Exercise: Your task is to transcribe all the entries exactly, excluding pictures.

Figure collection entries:
-- Begin --

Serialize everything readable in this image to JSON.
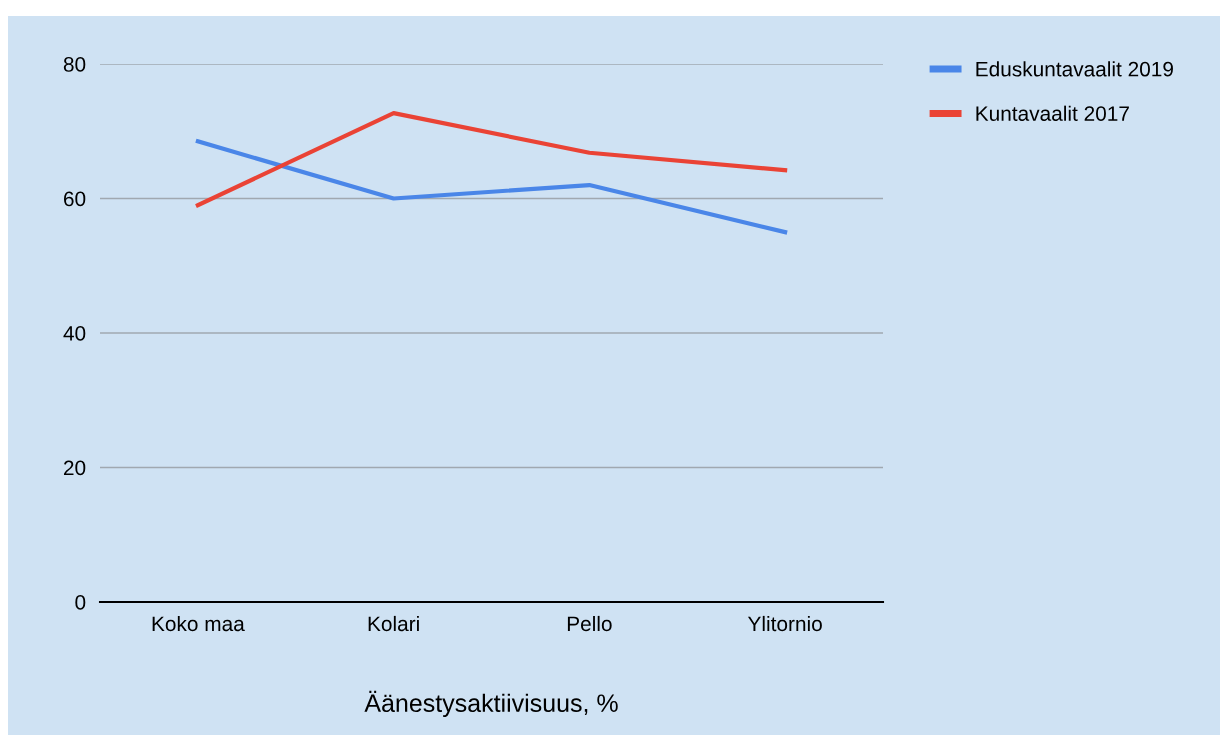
{
  "chart_data": {
    "type": "line",
    "xlabel": "Äänestysaktiivisuus, %",
    "categories": [
      "Koko maa",
      "Kolari",
      "Pello",
      "Ylitornio"
    ],
    "series": [
      {
        "name": "Eduskuntavaalit 2019",
        "color": "#4a86e8",
        "values": [
          68.5,
          60,
          62,
          55
        ]
      },
      {
        "name": "Kuntavaalit 2017",
        "color": "#ea4335",
        "values": [
          59,
          72.7,
          66.8,
          64.2
        ]
      }
    ],
    "ylim": [
      0,
      80
    ],
    "yticks": [
      0,
      20,
      40,
      60,
      80
    ],
    "grid": "y",
    "legend": "top right",
    "marker": "none",
    "line_style": "solid"
  }
}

-- End --

Expected output:
Serialize everything readable in this image to JSON.
{
  "chart_data": {
    "type": "line",
    "xlabel": "Äänestysaktiivisuus, %",
    "categories": [
      "Koko maa",
      "Kolari",
      "Pello",
      "Ylitornio"
    ],
    "series": [
      {
        "name": "Eduskuntavaalit 2019",
        "color": "#4a86e8",
        "values": [
          68.5,
          60,
          62,
          55
        ]
      },
      {
        "name": "Kuntavaalit 2017",
        "color": "#ea4335",
        "values": [
          59,
          72.7,
          66.8,
          64.2
        ]
      }
    ],
    "ylim": [
      0,
      80
    ],
    "yticks": [
      0,
      20,
      40,
      60,
      80
    ],
    "grid": "y",
    "legend": "top right",
    "marker": "none",
    "line_style": "solid"
  }
}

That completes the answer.